# [EXERCISE SET]
**A.** Rewrite the platform requirements between "- Data validation." and "and erroneous tagging.", inclusive, replacing "university staff" with "campus staff".
**B.** Answer these questions from the platform requirements:
(i) What interval is given as an example of a sub-hourly basis for tracking meters?
(ii) Which units are named for converting and reporting consumption?
(iii) What does the platform interface with to automatically produce energy star scores?

Top of PASSAGE SHOWN

- Data validation.
• Work with university staff to ensure that all data brought into the system is as accurate as possible and assist is identifying inaccurate data.
• Validate the data connection between the platform and existing systems.
• Address insufficient/inaccurate data collection intervals, false negative and false positive diagnostics, dropped communications, and erroneous tagging.
- Interval meter data analytics. The platform must be capable of:
• Tracking and providing flexible charting capabilities for multiple meters on an hourly or sub-hourly (e.g., 15-minute) basis.
• Calculating and charting historic, daily, monthly, and annual energy costs using customizable rates including time-of-use tiers.
• Normalizing data according to factors that are known to affect energy consumption, such as floor area, number of occupants, heating degree days, and cooling degree days.
• Converting, displaying, and reporting consumption in a variety units including BTU, klbs, ton-hours, kw, kgal, etc. using editable conversion factors.
• Data trending with selectable time period, data points (multiple) and scaling options.
• Benchmarking to allow users to add custom KPIS and custom normalization factors.
• Benchmarks must be configurable to allow for comparison to various prior time periods.
• Cross-sectional benchmarking to allow users to create “peer groups” and will rank buildings by a performance index.
• Interfacing with the energy star portfolio manager to automatically produce energy star scores for user-selected buildings.
• Producing longitudinal benchmarking with the ability to compare the KPI in a fixed period (day/week/month/year) for a building, system, or equipment component against past (and/or predicted) performance of the same period length.

Bottom of PASSAGE SHOWN
Top of ENTRIES SUPPLIED

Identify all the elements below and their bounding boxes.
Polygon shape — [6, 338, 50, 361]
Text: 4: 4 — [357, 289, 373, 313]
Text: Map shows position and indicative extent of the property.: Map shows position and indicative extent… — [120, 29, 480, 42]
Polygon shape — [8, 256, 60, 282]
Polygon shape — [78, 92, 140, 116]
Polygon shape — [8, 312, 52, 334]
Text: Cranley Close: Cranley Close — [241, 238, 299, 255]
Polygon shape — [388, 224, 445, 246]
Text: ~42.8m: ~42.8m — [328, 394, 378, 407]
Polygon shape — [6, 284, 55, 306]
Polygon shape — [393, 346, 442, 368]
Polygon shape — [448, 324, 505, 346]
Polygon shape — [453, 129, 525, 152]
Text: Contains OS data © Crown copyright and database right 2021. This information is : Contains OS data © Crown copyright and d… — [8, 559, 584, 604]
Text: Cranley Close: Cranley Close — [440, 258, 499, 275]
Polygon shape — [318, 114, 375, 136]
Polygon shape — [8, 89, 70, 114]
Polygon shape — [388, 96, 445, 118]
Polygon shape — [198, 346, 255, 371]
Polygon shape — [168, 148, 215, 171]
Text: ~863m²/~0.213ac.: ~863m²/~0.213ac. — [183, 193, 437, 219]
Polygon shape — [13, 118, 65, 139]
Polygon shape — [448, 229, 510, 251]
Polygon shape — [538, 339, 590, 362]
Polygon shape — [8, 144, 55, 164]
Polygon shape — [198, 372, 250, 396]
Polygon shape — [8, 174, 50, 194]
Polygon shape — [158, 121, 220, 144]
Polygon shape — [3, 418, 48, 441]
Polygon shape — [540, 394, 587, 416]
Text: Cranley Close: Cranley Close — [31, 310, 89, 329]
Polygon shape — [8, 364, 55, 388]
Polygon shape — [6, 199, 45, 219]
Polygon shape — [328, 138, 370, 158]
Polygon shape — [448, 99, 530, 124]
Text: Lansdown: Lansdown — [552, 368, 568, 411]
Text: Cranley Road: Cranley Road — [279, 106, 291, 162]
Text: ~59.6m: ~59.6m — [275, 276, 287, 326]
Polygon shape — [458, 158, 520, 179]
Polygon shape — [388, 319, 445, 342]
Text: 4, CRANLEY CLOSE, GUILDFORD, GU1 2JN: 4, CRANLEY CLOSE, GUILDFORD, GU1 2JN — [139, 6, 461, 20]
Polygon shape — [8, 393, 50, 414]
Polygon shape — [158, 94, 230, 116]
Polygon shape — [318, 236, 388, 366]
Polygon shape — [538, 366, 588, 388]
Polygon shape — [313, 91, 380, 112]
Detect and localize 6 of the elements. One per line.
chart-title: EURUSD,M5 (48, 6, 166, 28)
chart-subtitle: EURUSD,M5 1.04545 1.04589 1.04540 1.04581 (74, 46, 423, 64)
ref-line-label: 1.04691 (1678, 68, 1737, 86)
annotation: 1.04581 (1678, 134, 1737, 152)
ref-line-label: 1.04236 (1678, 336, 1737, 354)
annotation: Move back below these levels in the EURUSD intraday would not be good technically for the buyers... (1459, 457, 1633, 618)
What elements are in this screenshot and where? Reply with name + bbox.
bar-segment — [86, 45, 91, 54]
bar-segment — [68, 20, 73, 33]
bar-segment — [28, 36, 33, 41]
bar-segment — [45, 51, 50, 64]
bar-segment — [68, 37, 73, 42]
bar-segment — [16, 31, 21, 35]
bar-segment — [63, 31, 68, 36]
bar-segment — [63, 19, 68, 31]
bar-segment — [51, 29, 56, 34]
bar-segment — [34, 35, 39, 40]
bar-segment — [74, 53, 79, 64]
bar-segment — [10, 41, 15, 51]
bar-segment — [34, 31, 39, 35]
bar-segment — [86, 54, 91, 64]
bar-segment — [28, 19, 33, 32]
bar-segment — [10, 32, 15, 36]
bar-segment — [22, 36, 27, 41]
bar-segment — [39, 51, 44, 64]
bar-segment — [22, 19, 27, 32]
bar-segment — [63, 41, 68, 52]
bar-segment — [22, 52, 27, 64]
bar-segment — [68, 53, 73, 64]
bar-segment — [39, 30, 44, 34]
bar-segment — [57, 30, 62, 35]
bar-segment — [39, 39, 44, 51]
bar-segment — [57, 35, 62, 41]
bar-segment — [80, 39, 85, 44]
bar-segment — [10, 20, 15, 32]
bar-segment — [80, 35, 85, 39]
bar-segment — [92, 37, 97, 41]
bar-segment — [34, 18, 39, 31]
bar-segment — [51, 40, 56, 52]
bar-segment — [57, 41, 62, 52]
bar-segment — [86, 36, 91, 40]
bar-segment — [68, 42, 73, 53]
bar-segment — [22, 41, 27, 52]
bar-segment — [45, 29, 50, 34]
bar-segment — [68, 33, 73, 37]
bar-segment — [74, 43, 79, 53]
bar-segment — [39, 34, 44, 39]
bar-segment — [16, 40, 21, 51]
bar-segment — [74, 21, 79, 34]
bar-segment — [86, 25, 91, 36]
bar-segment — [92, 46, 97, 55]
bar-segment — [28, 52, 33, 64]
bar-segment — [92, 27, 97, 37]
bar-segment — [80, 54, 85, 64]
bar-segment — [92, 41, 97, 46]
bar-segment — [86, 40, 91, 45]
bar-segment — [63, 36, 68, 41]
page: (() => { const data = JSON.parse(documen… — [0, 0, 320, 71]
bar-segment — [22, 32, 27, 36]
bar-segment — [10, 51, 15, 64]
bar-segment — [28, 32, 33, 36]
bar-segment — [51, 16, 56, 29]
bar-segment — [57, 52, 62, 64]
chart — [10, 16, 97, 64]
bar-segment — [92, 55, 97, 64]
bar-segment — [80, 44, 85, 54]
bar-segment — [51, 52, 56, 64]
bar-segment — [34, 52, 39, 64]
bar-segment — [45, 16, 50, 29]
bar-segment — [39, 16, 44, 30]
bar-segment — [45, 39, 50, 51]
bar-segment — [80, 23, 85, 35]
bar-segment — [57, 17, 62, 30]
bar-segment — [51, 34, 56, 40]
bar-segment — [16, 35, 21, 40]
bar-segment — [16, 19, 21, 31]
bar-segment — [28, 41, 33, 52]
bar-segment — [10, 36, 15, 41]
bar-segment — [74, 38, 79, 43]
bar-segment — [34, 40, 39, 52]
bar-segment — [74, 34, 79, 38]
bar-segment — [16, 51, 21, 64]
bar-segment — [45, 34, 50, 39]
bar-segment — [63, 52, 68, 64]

Bottom of ENTRIES SUPPLIED

# [TASK-BY-TASK OUTPUTS]
**A.**
- Data validation.
• Work with campus staff to ensure that all data brought into the system is as accurate as possible and assist is identifying inaccurate data.
• Validate the data connection between the platform and existing systems.
• Address insufficient/inaccurate data collection intervals, false negative and false positive diagnostics, dropped communications, and erroneous tagging.

**B.**
(i) 15 minutes.
(ii) BTU, klbs, ton-hours, kw, and kgal.
(iii) The energy star portfolio manager.